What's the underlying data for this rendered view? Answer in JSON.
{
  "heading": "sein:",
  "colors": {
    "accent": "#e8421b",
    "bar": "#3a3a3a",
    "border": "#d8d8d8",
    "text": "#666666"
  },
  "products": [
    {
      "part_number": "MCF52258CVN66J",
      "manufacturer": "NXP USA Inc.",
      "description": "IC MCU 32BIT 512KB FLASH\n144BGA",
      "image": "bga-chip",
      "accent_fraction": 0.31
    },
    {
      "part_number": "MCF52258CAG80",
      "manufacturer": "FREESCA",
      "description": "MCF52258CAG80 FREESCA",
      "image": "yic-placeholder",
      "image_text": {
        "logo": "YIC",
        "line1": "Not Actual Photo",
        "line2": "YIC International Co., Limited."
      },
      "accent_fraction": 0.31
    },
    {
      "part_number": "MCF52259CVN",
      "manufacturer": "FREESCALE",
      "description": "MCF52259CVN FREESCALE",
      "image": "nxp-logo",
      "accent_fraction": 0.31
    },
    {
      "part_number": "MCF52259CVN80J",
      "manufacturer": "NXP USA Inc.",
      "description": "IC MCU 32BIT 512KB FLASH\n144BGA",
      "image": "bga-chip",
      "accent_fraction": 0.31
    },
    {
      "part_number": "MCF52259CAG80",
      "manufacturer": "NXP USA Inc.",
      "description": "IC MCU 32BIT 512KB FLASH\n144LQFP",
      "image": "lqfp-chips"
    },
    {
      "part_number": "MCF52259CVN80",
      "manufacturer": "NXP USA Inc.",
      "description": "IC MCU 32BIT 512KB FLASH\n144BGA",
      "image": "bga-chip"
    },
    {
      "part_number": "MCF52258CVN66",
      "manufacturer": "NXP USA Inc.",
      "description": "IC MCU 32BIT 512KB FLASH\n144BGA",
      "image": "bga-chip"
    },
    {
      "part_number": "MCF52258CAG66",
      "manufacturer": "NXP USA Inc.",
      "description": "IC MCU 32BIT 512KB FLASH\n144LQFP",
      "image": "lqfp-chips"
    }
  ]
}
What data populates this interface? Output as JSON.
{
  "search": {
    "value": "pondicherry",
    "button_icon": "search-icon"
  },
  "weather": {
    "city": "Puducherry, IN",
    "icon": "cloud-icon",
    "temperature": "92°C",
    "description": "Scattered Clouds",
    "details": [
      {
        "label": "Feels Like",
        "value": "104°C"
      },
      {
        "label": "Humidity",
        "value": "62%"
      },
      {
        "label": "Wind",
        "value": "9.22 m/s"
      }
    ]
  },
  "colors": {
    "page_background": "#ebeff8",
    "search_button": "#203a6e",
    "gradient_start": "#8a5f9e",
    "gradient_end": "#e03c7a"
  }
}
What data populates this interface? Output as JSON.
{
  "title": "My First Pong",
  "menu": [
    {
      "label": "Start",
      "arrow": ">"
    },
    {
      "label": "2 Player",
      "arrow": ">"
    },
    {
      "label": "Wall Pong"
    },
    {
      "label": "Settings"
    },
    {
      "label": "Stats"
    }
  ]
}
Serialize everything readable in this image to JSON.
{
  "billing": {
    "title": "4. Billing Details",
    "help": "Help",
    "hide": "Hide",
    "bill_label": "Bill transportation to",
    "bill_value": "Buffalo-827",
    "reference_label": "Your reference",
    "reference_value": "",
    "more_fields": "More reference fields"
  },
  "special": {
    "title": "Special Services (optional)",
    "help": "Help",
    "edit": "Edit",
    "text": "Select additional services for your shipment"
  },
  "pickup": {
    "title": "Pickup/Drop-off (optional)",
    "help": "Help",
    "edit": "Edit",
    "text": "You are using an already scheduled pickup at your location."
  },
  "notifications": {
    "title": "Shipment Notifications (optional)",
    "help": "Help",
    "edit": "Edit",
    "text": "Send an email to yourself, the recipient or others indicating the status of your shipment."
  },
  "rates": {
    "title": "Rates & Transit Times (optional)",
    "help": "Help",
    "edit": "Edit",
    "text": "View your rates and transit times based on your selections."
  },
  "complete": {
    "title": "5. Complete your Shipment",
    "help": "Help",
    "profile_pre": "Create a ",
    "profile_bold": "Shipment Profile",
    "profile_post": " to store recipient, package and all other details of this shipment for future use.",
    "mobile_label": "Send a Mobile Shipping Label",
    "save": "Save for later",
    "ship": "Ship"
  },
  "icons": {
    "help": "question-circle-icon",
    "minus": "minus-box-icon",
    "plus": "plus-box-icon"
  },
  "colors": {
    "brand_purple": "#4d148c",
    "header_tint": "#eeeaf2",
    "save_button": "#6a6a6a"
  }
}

GIVEN EXERCISE → Make a verbatim copy of every entry shown above.

SOLUTION FOR THIS EXERCISE →
What's the underlying data for this rendered view? Answer in JSON.
{
  "heading": "sein:",
  "colors": {
    "accent": "#e8421b",
    "bar": "#3a3a3a",
    "border": "#d8d8d8",
    "text": "#666666"
  },
  "products": [
    {
      "part_number": "MCF52258CVN66J",
      "manufacturer": "NXP USA Inc.",
      "description": "IC MCU 32BIT 512KB FLASH\n144BGA",
      "image": "bga-chip",
      "accent_fraction": 0.31
    },
    {
      "part_number": "MCF52258CAG80",
      "manufacturer": "FREESCA",
      "description": "MCF52258CAG80 FREESCA",
      "image": "yic-placeholder",
      "image_text": {
        "logo": "YIC",
        "line1": "Not Actual Photo",
        "line2": "YIC International Co., Limited."
      },
      "accent_fraction": 0.31
    },
    {
      "part_number": "MCF52259CVN",
      "manufacturer": "FREESCALE",
      "description": "MCF52259CVN FREESCALE",
      "image": "nxp-logo",
      "accent_fraction": 0.31
    },
    {
      "part_number": "MCF52259CVN80J",
      "manufacturer": "NXP USA Inc.",
      "description": "IC MCU 32BIT 512KB FLASH\n144BGA",
      "image": "bga-chip",
      "accent_fraction": 0.31
    },
    {
      "part_number": "MCF52259CAG80",
      "manufacturer": "NXP USA Inc.",
      "description": "IC MCU 32BIT 512KB FLASH\n144LQFP",
      "image": "lqfp-chips"
    },
    {
      "part_number": "MCF52259CVN80",
      "manufacturer": "NXP USA Inc.",
      "description": "IC MCU 32BIT 512KB FLASH\n144BGA",
      "image": "bga-chip"
    },
    {
      "part_number": "MCF52258CVN66",
      "manufacturer": "NXP USA Inc.",
      "description": "IC MCU 32BIT 512KB FLASH\n144BGA",
      "image": "bga-chip"
    },
    {
      "part_number": "MCF52258CAG66",
      "manufacturer": "NXP USA Inc.",
      "description": "IC MCU 32BIT 512KB FLASH\n144LQFP",
      "image": "lqfp-chips"
    }
  ]
}
What data populates this interface? Output as JSON.
{
  "search": {
    "value": "pondicherry",
    "button_icon": "search-icon"
  },
  "weather": {
    "city": "Puducherry, IN",
    "icon": "cloud-icon",
    "temperature": "92°C",
    "description": "Scattered Clouds",
    "details": [
      {
        "label": "Feels Like",
        "value": "104°C"
      },
      {
        "label": "Humidity",
        "value": "62%"
      },
      {
        "label": "Wind",
        "value": "9.22 m/s"
      }
    ]
  },
  "colors": {
    "page_background": "#ebeff8",
    "search_button": "#203a6e",
    "gradient_start": "#8a5f9e",
    "gradient_end": "#e03c7a"
  }
}
What data populates this interface? Output as JSON.
{
  "title": "My First Pong",
  "menu": [
    {
      "label": "Start",
      "arrow": ">"
    },
    {
      "label": "2 Player",
      "arrow": ">"
    },
    {
      "label": "Wall Pong"
    },
    {
      "label": "Settings"
    },
    {
      "label": "Stats"
    }
  ]
}
Serialize everything readable in this image to JSON.
{
  "billing": {
    "title": "4. Billing Details",
    "help": "Help",
    "hide": "Hide",
    "bill_label": "Bill transportation to",
    "bill_value": "Buffalo-827",
    "reference_label": "Your reference",
    "reference_value": "",
    "more_fields": "More reference fields"
  },
  "special": {
    "title": "Special Services (optional)",
    "help": "Help",
    "edit": "Edit",
    "text": "Select additional services for your shipment"
  },
  "pickup": {
    "title": "Pickup/Drop-off (optional)",
    "help": "Help",
    "edit": "Edit",
    "text": "You are using an already scheduled pickup at your location."
  },
  "notifications": {
    "title": "Shipment Notifications (optional)",
    "help": "Help",
    "edit": "Edit",
    "text": "Send an email to yourself, the recipient or others indicating the status of your shipment."
  },
  "rates": {
    "title": "Rates & Transit Times (optional)",
    "help": "Help",
    "edit": "Edit",
    "text": "View your rates and transit times based on your selections."
  },
  "complete": {
    "title": "5. Complete your Shipment",
    "help": "Help",
    "profile_pre": "Create a ",
    "profile_bold": "Shipment Profile",
    "profile_post": " to store recipient, package and all other details of this shipment for future use.",
    "mobile_label": "Send a Mobile Shipping Label",
    "save": "Save for later",
    "ship": "Ship"
  },
  "icons": {
    "help": "question-circle-icon",
    "minus": "minus-box-icon",
    "plus": "plus-box-icon"
  },
  "colors": {
    "brand_purple": "#4d148c",
    "header_tint": "#eeeaf2",
    "save_button": "#6a6a6a"
  }
}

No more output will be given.